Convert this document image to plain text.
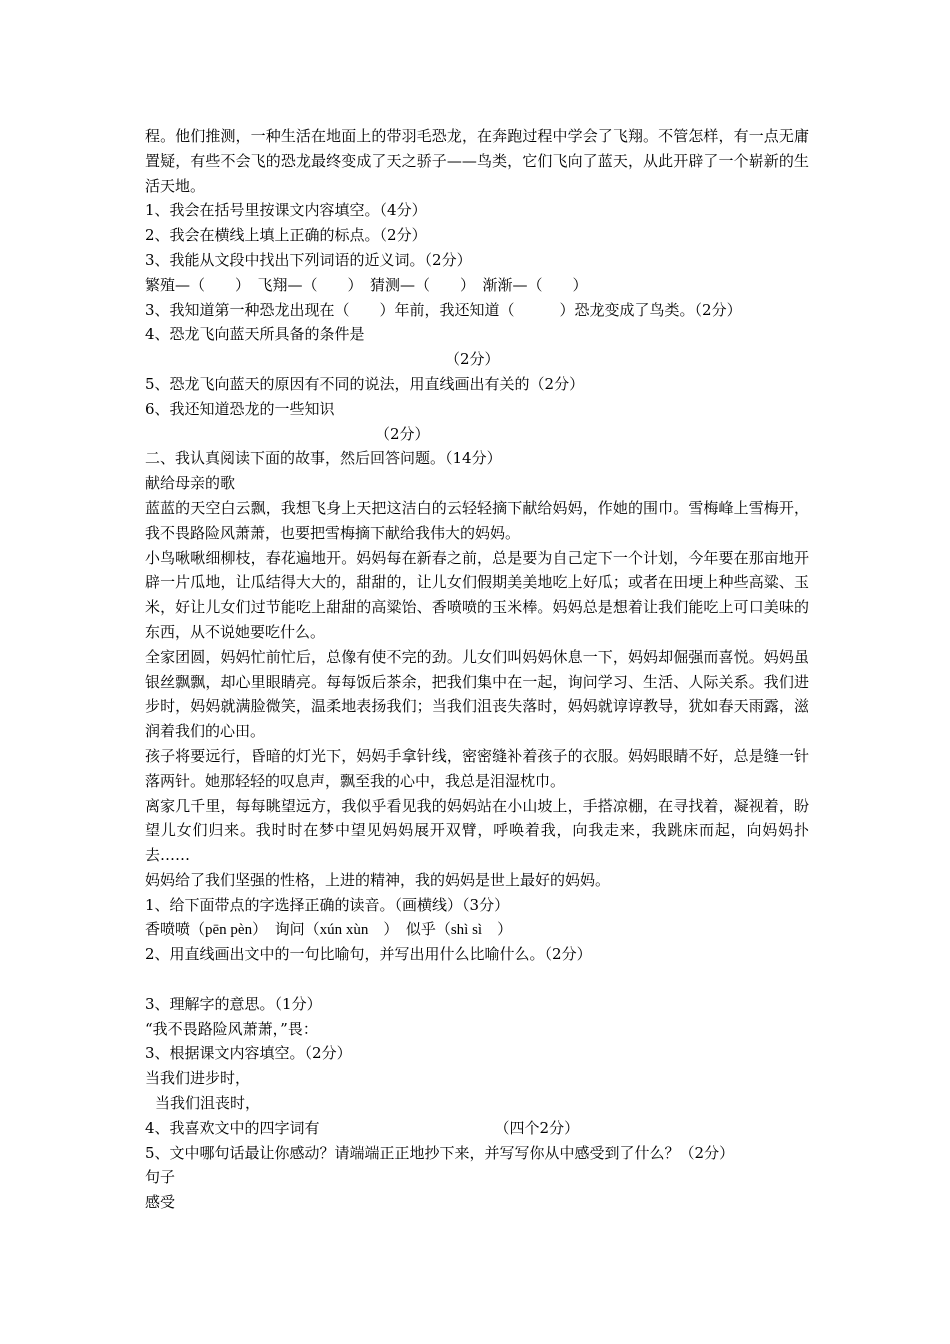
程。他们推测，一种生活在地面上的带羽毛恐龙，在奔跑过程中学会了飞翔。不管怎样，有一点无庸置疑，有些不会飞的恐龙最终变成了天之骄子——鸟类，它们飞向了蓝天，从此开辟了一个崭新的生活天地。
1、我会在括号里按课文内容填空。（4分）
2、我会在横线上填上正确的标点。（2分）
3、我能从文段中找出下列词语的近义词。（2分）
繁殖—（　　）　飞翔—（　　）　猜测—（　　）　渐渐—（　　）
3、我知道第一种恐龙出现在（　　）年前，我还知道（　　　）恐龙变成了鸟类。（2分）
4、恐龙飞向蓝天所具备的条件是
（2分）
5、恐龙飞向蓝天的原因有不同的说法，用直线画出有关的（2分）
6、我还知道恐龙的一些知识
（2分）
二、我认真阅读下面的故事，然后回答问题。（14分）
献给母亲的歌
蓝蓝的天空白云飘，我想飞身上天把这洁白的云轻轻摘下献给妈妈，作她的围巾。雪梅峰上雪梅开，我不畏路险风萧萧，也要把雪梅摘下献给我伟大的妈妈。
小鸟啾啾细柳枝，春花遍地开。妈妈每在新春之前，总是要为自己定下一个计划，今年要在那亩地开辟一片瓜地，让瓜结得大大的，甜甜的，让儿女们假期美美地吃上好瓜；或者在田埂上种些高粱、玉米，好让儿女们过节能吃上甜甜的高粱饴、香喷喷的玉米棒。妈妈总是想着让我们能吃上可口美味的东西，从不说她要吃什么。
全家团圆，妈妈忙前忙后，总像有使不完的劲。儿女们叫妈妈休息一下，妈妈却倔强而喜悦。妈妈虽银丝飘飘，却心里眼睛亮。每每饭后茶余，把我们集中在一起，询问学习、生活、人际关系。我们进步时，妈妈就满脸微笑，温柔地表扬我们；当我们沮丧失落时，妈妈就谆谆教导，犹如春天雨露，滋润着我们的心田。
孩子将要远行，昏暗的灯光下，妈妈手拿针线，密密缝补着孩子的衣服。妈妈眼睛不好，总是缝一针落两针。她那轻轻的叹息声，飘至我的心中，我总是泪湿枕巾。
离家几千里，每每眺望远方，我似乎看见我的妈妈站在小山坡上，手搭凉棚，在寻找着，凝视着，盼望儿女们归来。我时时在梦中望见妈妈展开双臂，呼唤着我，向我走来，我跳床而起，向妈妈扑去……
妈妈给了我们坚强的性格，上进的精神，我的妈妈是世上最好的妈妈。
1、给下面带点的字选择正确的读音。（画横线）（3分）
香喷喷（pēn pèn）　询问（xún xùn　）　似乎（shì sì　）
2、用直线画出文中的一句比喻句，并写出用什么比喻什么。（2分）
3、理解字的意思。（1分）
“我不畏路险风萧萧，”畏：
3、根据课文内容填空。（2分）
当我们进步时，
当我们沮丧时，
4、我喜欢文中的四字词有	（四个2分）
5、文中哪句话最让你感动？请端端正正地抄下来，并写写你从中感受到了什么？（2分）
句子
感受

What to work on:
Set down every record once more, word for word, without pictures.

In response:
Convert this document image to plain text.
程。他们推测，一种生活在地面上的带羽毛恐龙，在奔跑过程中学会了飞翔。不管怎样，有一点无庸置疑，有些不会飞的恐龙最终变成了天之骄子——鸟类，它们飞向了蓝天，从此开辟了一个崭新的生活天地。
1、我会在括号里按课文内容填空。（4分）
2、我会在横线上填上正确的标点。（2分）
3、我能从文段中找出下列词语的近义词。（2分）
繁殖—（　　）　飞翔—（　　）　猜测—（　　）　渐渐—（　　）
3、我知道第一种恐龙出现在（　　）年前，我还知道（　　　）恐龙变成了鸟类。（2分）
4、恐龙飞向蓝天所具备的条件是
（2分）
5、恐龙飞向蓝天的原因有不同的说法，用直线画出有关的（2分）
6、我还知道恐龙的一些知识
（2分）
二、我认真阅读下面的故事，然后回答问题。（14分）
献给母亲的歌
蓝蓝的天空白云飘，我想飞身上天把这洁白的云轻轻摘下献给妈妈，作她的围巾。雪梅峰上雪梅开，我不畏路险风萧萧，也要把雪梅摘下献给我伟大的妈妈。
小鸟啾啾细柳枝，春花遍地开。妈妈每在新春之前，总是要为自己定下一个计划，今年要在那亩地开辟一片瓜地，让瓜结得大大的，甜甜的，让儿女们假期美美地吃上好瓜；或者在田埂上种些高粱、玉米，好让儿女们过节能吃上甜甜的高粱饴、香喷喷的玉米棒。妈妈总是想着让我们能吃上可口美味的东西，从不说她要吃什么。
全家团圆，妈妈忙前忙后，总像有使不完的劲。儿女们叫妈妈休息一下，妈妈却倔强而喜悦。妈妈虽银丝飘飘，却心里眼睛亮。每每饭后茶余，把我们集中在一起，询问学习、生活、人际关系。我们进步时，妈妈就满脸微笑，温柔地表扬我们；当我们沮丧失落时，妈妈就谆谆教导，犹如春天雨露，滋润着我们的心田。
孩子将要远行，昏暗的灯光下，妈妈手拿针线，密密缝补着孩子的衣服。妈妈眼睛不好，总是缝一针落两针。她那轻轻的叹息声，飘至我的心中，我总是泪湿枕巾。
离家几千里，每每眺望远方，我似乎看见我的妈妈站在小山坡上，手搭凉棚，在寻找着，凝视着，盼望儿女们归来。我时时在梦中望见妈妈展开双臂，呼唤着我，向我走来，我跳床而起，向妈妈扑去……
妈妈给了我们坚强的性格，上进的精神，我的妈妈是世上最好的妈妈。
1、给下面带点的字选择正确的读音。（画横线）（3分）
香喷喷（pēn pèn）　询问（xún xùn　）　似乎（shì sì　）
2、用直线画出文中的一句比喻句，并写出用什么比喻什么。（2分）
3、理解字的意思。（1分）
“我不畏路险风萧萧，”畏：
3、根据课文内容填空。（2分）
当我们进步时，
当我们沮丧时，
4、我喜欢文中的四字词有	（四个2分）
5、文中哪句话最让你感动？请端端正正地抄下来，并写写你从中感受到了什么？（2分）
句子
感受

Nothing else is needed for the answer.